◆ EXERCISE BRIEF
Scan the material below for lines with the word "name" and report how many there are, with nothing added.

◆ RECORDED INFORMATION
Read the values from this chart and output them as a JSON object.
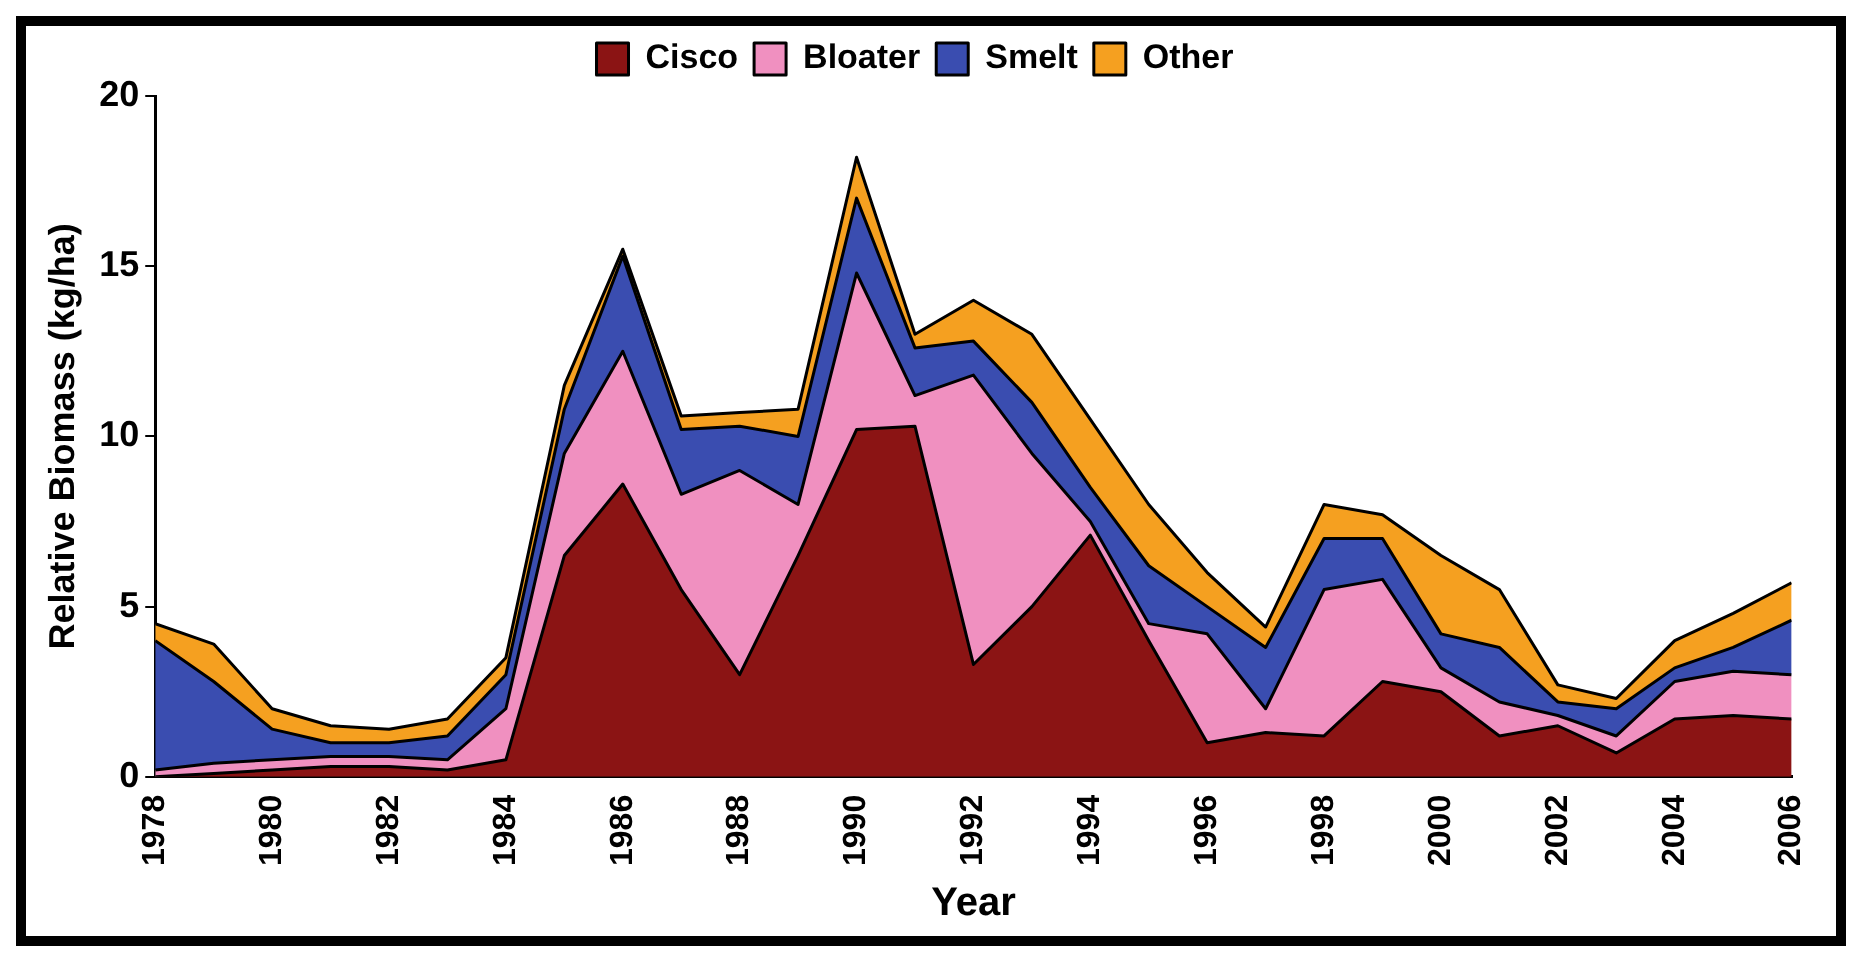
{
  "chart_data": {
    "type": "area",
    "stacked": true,
    "xlabel": "Year",
    "ylabel": "Relative Biomass (kg/ha)",
    "x": [
      1978,
      1979,
      1980,
      1981,
      1982,
      1983,
      1984,
      1985,
      1986,
      1987,
      1988,
      1989,
      1990,
      1991,
      1992,
      1993,
      1994,
      1995,
      1996,
      1997,
      1998,
      1999,
      2000,
      2001,
      2002,
      2003,
      2004,
      2005,
      2006
    ],
    "series": [
      {
        "name": "Cisco",
        "color": "#8b1414",
        "values": [
          0,
          0.1,
          0.2,
          0.3,
          0.3,
          0.2,
          0.5,
          6.5,
          8.6,
          5.5,
          3.0,
          6.5,
          10.2,
          10.3,
          3.3,
          5.0,
          7.1,
          4.0,
          1.0,
          1.3,
          1.2,
          2.8,
          2.5,
          1.2,
          1.5,
          0.7,
          1.7,
          1.8,
          1.7
        ]
      },
      {
        "name": "Bloater",
        "color": "#f090c0",
        "values": [
          0.2,
          0.3,
          0.3,
          0.3,
          0.3,
          0.3,
          1.5,
          3.0,
          3.9,
          2.8,
          6.0,
          1.5,
          4.6,
          0.9,
          8.5,
          4.5,
          0.4,
          0.5,
          3.2,
          0.7,
          4.3,
          3.0,
          0.7,
          1.0,
          0.3,
          0.5,
          1.1,
          1.3,
          1.3
        ]
      },
      {
        "name": "Smelt",
        "color": "#3a4db0",
        "values": [
          3.8,
          2.4,
          0.9,
          0.4,
          0.4,
          0.7,
          1.0,
          1.3,
          2.8,
          1.9,
          1.3,
          2.0,
          2.2,
          1.4,
          1.0,
          1.5,
          1.0,
          1.7,
          0.8,
          1.8,
          1.5,
          1.2,
          1.0,
          1.6,
          0.4,
          0.8,
          0.4,
          0.7,
          1.6
        ]
      },
      {
        "name": "Other",
        "color": "#f5a020",
        "values": [
          0.5,
          1.1,
          0.6,
          0.5,
          0.4,
          0.5,
          0.5,
          0.7,
          0.2,
          0.4,
          0.4,
          0.8,
          1.2,
          0.4,
          1.2,
          2.0,
          2.0,
          1.8,
          1.0,
          0.6,
          1.0,
          0.7,
          2.3,
          1.7,
          0.5,
          0.3,
          0.8,
          1.0,
          1.1
        ]
      }
    ],
    "xlim": [
      1978,
      2006
    ],
    "xticks": [
      1978,
      1980,
      1982,
      1984,
      1986,
      1988,
      1990,
      1992,
      1994,
      1996,
      1998,
      2000,
      2002,
      2004,
      2006
    ],
    "ylim": [
      0,
      20
    ],
    "yticks": [
      0,
      5,
      10,
      15,
      20
    ],
    "grid": false,
    "legend": "top"
  }
}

◆ RESULT
4